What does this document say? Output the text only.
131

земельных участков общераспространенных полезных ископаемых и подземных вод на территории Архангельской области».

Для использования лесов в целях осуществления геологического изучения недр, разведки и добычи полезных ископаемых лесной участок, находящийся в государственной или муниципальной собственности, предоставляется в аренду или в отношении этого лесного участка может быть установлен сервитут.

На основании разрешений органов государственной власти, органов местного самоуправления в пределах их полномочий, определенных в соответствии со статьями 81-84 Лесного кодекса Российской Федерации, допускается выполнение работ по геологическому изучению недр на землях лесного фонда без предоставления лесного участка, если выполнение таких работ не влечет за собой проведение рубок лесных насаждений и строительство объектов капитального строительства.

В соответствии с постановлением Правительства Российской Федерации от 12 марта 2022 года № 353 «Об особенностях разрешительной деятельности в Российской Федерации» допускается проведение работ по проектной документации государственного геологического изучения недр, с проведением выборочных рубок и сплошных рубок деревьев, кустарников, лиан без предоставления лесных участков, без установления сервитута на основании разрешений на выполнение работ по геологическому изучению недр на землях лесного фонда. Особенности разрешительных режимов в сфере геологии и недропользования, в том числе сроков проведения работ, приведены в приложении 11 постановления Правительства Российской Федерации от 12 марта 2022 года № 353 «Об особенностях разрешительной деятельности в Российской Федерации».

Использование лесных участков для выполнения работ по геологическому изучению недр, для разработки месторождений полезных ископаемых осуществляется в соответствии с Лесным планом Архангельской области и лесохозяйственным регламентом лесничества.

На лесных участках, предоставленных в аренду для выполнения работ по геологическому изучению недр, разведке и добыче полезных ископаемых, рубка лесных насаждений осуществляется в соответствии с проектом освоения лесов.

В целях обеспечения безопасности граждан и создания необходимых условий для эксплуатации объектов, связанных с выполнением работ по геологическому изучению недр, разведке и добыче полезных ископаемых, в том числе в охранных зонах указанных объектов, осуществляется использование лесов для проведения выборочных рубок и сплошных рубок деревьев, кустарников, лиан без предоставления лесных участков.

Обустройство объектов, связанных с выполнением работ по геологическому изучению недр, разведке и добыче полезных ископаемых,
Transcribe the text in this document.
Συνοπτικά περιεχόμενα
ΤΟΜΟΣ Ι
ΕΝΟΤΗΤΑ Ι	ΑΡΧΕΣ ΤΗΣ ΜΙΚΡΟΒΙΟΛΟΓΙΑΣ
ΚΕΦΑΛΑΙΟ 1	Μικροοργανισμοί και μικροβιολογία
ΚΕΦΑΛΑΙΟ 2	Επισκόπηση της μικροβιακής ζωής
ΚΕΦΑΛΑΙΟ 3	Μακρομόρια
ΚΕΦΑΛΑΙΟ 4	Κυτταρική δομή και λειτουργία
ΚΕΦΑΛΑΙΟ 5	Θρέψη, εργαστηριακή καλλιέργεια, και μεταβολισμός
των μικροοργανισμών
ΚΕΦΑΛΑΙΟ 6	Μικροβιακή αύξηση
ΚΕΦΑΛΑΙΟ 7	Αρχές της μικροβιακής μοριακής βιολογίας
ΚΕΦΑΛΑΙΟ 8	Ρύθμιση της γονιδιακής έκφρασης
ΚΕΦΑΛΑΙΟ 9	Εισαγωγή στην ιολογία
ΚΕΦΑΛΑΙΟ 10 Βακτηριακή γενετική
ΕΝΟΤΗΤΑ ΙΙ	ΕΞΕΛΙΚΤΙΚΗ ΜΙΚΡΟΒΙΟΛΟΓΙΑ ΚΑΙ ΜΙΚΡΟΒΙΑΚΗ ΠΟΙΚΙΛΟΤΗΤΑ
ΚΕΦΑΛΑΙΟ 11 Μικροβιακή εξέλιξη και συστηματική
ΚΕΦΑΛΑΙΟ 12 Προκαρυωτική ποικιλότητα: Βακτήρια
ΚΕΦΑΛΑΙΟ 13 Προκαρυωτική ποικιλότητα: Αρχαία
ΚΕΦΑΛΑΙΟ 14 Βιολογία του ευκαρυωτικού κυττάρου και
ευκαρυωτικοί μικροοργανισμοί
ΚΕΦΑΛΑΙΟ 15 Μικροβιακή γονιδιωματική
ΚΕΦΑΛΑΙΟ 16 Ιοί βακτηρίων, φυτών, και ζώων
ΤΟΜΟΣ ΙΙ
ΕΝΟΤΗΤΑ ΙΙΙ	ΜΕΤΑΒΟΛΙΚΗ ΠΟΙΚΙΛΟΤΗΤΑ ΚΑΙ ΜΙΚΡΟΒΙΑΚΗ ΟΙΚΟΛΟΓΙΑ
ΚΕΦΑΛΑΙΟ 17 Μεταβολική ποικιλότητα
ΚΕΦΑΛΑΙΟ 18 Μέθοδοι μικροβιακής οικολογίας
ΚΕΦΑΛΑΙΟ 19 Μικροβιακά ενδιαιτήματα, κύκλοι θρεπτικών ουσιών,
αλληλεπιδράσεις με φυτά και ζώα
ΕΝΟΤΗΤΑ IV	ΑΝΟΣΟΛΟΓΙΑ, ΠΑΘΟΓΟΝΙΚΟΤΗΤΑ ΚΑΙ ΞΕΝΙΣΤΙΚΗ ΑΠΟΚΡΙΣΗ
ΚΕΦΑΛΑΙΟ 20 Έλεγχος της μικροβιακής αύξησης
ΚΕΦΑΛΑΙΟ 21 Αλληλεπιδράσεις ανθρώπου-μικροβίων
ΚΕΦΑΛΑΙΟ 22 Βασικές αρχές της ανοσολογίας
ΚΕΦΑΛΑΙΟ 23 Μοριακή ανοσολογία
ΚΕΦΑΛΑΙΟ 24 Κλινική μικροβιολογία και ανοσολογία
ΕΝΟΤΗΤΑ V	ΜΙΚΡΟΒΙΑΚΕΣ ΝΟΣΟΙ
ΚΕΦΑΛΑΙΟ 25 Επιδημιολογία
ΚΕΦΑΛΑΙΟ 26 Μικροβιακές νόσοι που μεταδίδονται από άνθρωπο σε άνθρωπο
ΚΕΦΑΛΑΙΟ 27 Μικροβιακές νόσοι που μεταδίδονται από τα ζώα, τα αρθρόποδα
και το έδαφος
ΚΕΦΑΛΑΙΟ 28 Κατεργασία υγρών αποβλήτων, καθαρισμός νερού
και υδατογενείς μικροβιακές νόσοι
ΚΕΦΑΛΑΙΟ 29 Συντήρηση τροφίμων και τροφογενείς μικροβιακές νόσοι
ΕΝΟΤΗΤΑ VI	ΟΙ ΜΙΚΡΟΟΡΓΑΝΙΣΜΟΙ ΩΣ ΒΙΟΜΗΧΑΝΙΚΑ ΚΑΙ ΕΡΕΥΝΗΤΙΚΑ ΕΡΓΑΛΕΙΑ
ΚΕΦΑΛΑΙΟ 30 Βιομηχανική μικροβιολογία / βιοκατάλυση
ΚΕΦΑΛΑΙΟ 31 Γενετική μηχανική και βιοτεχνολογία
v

::::::

Review the material and copy each line in which the word "μεταδίδονται" appears.

ΚΕΦΑΛΑΙΟ 26 Μικροβιακές νόσοι που μεταδίδονται από άνθρωπο σε άνθρωπο
ΚΕΦΑΛΑΙΟ 27 Μικροβιακές νόσοι που μεταδίδονται από τα ζώα, τα αρθρόποδα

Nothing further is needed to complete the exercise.